— Start Input data —

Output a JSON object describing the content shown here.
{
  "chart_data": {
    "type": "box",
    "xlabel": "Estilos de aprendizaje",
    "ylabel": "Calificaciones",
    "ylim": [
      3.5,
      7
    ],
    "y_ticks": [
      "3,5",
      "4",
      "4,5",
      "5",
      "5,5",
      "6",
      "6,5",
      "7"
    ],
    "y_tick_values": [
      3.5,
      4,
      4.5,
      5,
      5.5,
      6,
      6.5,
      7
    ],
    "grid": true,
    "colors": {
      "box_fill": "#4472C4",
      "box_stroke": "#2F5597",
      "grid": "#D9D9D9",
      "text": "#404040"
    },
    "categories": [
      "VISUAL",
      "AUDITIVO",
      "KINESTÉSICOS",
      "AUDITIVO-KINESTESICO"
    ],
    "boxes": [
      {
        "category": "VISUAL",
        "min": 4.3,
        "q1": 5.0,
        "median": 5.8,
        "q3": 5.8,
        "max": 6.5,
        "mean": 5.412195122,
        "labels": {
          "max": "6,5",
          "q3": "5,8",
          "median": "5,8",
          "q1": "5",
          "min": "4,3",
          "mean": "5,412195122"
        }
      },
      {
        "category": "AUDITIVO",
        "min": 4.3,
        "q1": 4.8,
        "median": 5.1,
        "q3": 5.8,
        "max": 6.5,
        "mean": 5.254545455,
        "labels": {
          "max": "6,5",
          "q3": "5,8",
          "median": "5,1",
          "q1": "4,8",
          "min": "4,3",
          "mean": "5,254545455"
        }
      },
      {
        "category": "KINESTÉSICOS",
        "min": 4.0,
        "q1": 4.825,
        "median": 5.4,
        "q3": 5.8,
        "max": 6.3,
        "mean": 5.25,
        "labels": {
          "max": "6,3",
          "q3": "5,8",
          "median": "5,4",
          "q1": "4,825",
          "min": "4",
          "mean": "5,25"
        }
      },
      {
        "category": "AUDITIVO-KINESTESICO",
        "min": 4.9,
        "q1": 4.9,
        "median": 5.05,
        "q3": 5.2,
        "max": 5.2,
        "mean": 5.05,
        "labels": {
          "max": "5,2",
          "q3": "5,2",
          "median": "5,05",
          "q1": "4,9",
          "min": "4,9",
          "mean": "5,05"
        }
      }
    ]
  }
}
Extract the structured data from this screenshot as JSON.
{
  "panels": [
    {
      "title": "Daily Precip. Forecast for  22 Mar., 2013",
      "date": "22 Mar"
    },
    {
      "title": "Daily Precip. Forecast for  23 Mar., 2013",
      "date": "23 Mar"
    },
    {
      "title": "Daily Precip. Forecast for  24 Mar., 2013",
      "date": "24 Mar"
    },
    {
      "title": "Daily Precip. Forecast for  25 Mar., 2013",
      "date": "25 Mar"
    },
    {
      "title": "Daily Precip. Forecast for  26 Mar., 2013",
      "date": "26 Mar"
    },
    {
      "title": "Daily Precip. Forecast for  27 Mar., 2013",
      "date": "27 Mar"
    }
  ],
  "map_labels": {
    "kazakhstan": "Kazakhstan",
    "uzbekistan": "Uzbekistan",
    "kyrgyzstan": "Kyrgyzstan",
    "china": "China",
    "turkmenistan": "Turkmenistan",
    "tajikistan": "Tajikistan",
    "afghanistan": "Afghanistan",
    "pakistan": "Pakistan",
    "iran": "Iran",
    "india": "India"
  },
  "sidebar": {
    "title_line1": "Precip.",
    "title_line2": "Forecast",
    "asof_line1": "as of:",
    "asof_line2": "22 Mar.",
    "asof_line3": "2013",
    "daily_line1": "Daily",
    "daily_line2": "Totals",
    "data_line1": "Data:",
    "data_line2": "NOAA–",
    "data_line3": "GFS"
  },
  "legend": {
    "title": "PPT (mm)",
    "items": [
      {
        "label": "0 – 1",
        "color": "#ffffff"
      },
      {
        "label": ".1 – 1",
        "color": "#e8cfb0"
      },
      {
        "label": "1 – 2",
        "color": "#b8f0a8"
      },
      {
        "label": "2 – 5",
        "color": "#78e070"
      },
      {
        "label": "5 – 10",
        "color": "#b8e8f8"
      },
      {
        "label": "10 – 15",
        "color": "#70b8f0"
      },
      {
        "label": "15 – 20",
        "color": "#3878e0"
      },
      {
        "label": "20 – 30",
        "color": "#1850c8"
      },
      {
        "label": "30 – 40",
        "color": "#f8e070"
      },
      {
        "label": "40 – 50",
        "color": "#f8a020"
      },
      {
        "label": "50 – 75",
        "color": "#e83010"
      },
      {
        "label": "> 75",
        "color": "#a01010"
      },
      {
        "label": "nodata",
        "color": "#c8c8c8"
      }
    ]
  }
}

— End Input data —

Starting at the line that contains "Extract the structured", quote each remaining line of the entries above, unchanged.

Extract the structured data from this screenshot as JSON.
{
  "panels": [
    {
      "title": "Daily Precip. Forecast for  22 Mar., 2013",
      "date": "22 Mar"
    },
    {
      "title": "Daily Precip. Forecast for  23 Mar., 2013",
      "date": "23 Mar"
    },
    {
      "title": "Daily Precip. Forecast for  24 Mar., 2013",
      "date": "24 Mar"
    },
    {
      "title": "Daily Precip. Forecast for  25 Mar., 2013",
      "date": "25 Mar"
    },
    {
      "title": "Daily Precip. Forecast for  26 Mar., 2013",
      "date": "26 Mar"
    },
    {
      "title": "Daily Precip. Forecast for  27 Mar., 2013",
      "date": "27 Mar"
    }
  ],
  "map_labels": {
    "kazakhstan": "Kazakhstan",
    "uzbekistan": "Uzbekistan",
    "kyrgyzstan": "Kyrgyzstan",
    "china": "China",
    "turkmenistan": "Turkmenistan",
    "tajikistan": "Tajikistan",
    "afghanistan": "Afghanistan",
    "pakistan": "Pakistan",
    "iran": "Iran",
    "india": "India"
  },
  "sidebar": {
    "title_line1": "Precip.",
    "title_line2": "Forecast",
    "asof_line1": "as of:",
    "asof_line2": "22 Mar.",
    "asof_line3": "2013",
    "daily_line1": "Daily",
    "daily_line2": "Totals",
    "data_line1": "Data:",
    "data_line2": "NOAA–",
    "data_line3": "GFS"
  },
  "legend": {
    "title": "PPT (mm)",
    "items": [
      {
        "label": "0 – 1",
        "color": "#ffffff"
      },
      {
        "label": ".1 – 1",
        "color": "#e8cfb0"
      },
      {
        "label": "1 – 2",
        "color": "#b8f0a8"
      },
      {
        "label": "2 – 5",
        "color": "#78e070"
      },
      {
        "label": "5 – 10",
        "color": "#b8e8f8"
      },
      {
        "label": "10 – 15",
        "color": "#70b8f0"
      },
      {
        "label": "15 – 20",
        "color": "#3878e0"
      },
      {
        "label": "20 – 30",
        "color": "#1850c8"
      },
      {
        "label": "30 – 40",
        "color": "#f8e070"
      },
      {
        "label": "40 – 50",
        "color": "#f8a020"
      },
      {
        "label": "50 – 75",
        "color": "#e83010"
      },
      {
        "label": "> 75",
        "color": "#a01010"
      },
      {
        "label": "nodata",
        "color": "#c8c8c8"
      }
    ]
  }
}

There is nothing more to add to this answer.